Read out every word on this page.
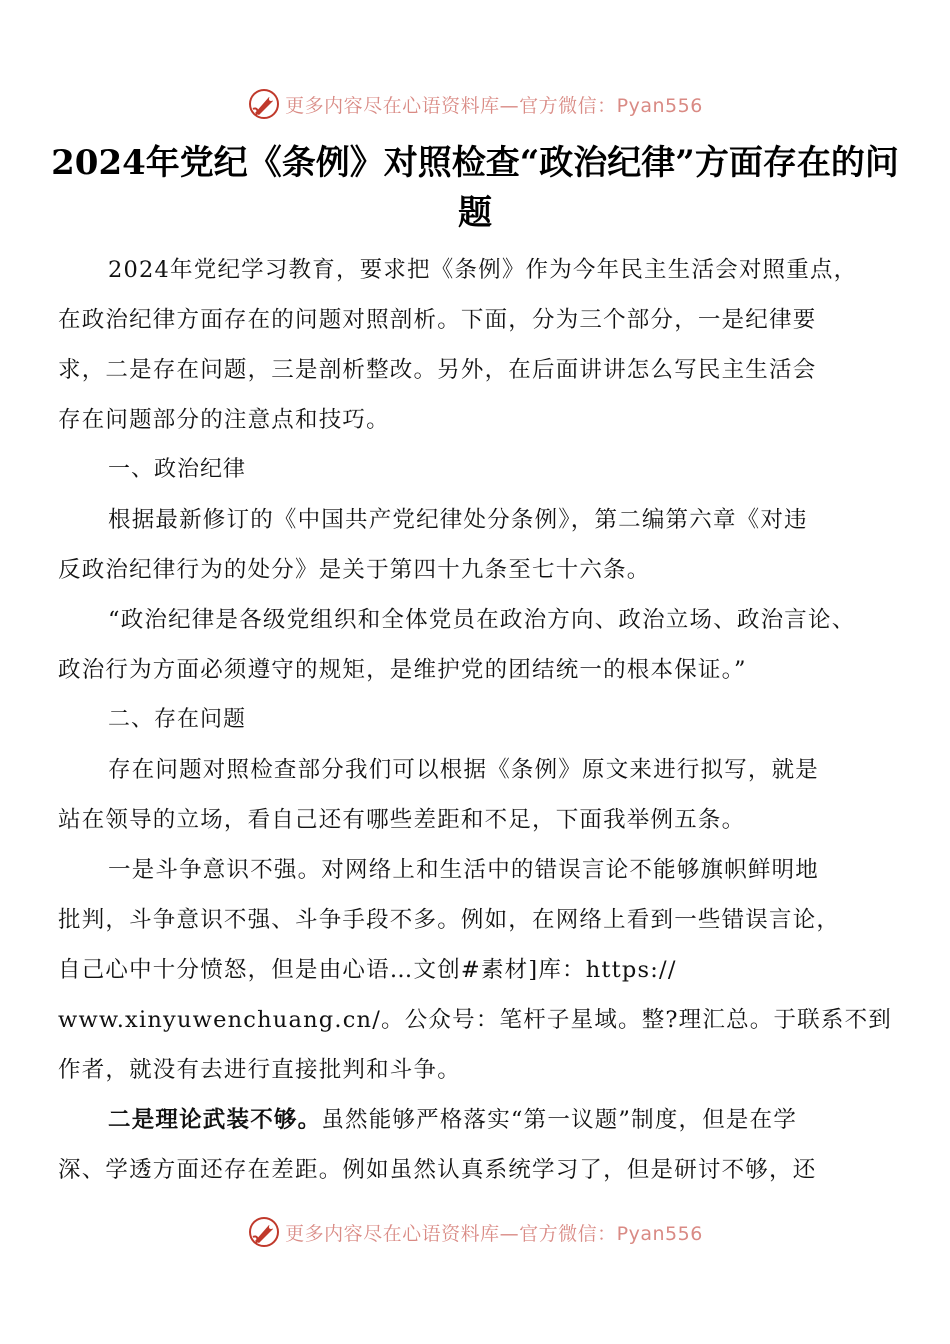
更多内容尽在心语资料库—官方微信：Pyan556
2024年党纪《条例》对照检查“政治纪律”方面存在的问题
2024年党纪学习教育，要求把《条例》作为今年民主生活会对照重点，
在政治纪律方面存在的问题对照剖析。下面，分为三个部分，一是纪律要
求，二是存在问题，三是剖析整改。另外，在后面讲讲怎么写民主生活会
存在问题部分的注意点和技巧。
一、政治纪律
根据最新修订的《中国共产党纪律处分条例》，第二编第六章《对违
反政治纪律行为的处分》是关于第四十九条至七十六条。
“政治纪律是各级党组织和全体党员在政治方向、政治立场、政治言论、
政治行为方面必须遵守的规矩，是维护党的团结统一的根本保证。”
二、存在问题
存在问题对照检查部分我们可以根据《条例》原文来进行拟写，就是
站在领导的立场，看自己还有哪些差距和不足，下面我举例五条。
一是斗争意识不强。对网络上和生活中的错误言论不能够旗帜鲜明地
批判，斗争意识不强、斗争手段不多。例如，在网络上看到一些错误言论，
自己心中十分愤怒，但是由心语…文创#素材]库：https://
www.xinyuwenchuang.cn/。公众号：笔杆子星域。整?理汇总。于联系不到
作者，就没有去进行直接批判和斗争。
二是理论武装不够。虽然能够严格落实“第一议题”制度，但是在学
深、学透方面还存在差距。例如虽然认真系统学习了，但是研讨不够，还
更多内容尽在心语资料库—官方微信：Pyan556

......

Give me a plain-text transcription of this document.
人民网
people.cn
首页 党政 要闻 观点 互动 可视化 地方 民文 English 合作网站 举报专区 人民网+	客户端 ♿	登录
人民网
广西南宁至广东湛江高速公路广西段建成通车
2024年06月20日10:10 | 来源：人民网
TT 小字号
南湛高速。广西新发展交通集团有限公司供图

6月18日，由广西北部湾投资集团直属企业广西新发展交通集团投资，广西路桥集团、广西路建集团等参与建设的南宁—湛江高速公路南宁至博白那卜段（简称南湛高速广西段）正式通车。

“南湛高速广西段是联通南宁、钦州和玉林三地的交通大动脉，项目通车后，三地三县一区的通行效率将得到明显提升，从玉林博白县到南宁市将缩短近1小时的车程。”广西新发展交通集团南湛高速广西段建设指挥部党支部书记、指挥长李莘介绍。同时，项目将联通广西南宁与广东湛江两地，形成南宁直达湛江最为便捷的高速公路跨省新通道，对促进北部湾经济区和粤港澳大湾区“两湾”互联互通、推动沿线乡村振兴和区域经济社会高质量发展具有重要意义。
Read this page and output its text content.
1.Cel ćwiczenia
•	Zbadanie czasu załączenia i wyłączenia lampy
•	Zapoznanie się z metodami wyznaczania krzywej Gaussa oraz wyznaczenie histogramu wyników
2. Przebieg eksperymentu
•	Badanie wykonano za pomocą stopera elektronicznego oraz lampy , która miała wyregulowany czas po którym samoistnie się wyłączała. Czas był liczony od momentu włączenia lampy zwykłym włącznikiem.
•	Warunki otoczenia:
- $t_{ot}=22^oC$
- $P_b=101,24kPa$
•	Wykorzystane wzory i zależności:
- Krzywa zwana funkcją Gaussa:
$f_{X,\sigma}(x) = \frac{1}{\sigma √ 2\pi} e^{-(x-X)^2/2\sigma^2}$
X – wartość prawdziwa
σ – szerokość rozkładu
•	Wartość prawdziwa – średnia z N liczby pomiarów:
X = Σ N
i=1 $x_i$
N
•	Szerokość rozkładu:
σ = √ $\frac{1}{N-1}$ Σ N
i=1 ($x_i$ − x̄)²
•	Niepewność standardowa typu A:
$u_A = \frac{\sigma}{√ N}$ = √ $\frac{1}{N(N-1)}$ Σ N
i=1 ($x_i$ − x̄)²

......

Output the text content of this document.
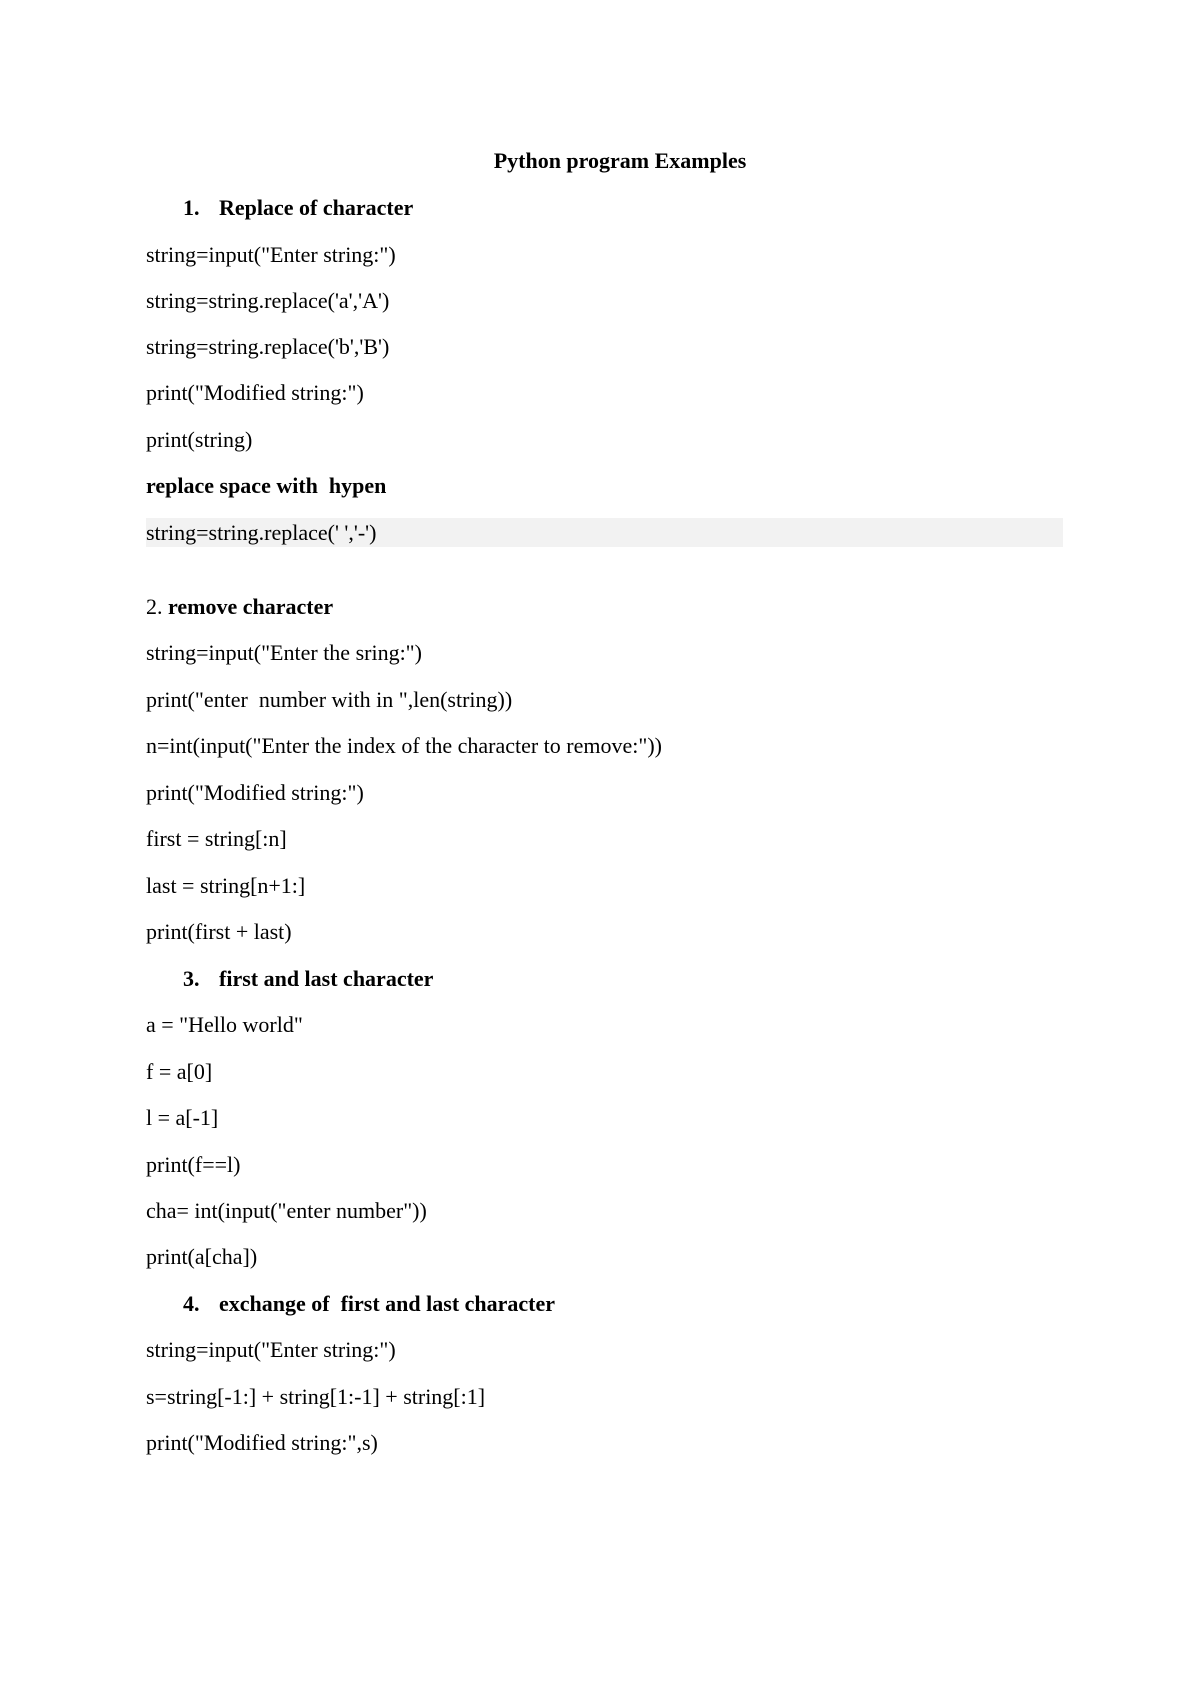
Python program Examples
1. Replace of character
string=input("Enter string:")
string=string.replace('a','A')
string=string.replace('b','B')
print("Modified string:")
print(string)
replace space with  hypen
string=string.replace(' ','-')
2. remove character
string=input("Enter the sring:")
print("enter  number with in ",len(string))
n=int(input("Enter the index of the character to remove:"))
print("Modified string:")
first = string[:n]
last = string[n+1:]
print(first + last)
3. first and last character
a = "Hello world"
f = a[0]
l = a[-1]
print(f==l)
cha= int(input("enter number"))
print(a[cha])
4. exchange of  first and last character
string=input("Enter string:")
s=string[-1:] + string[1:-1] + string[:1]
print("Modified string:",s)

......

Exercise objective:
Find the string "this" in the listing and return every line that holds it.

Answer to the exercise:
Read out every word on this page.
Give me a plain-text transcription of this document.
Read this page and output its text content.
Output the text content of this document.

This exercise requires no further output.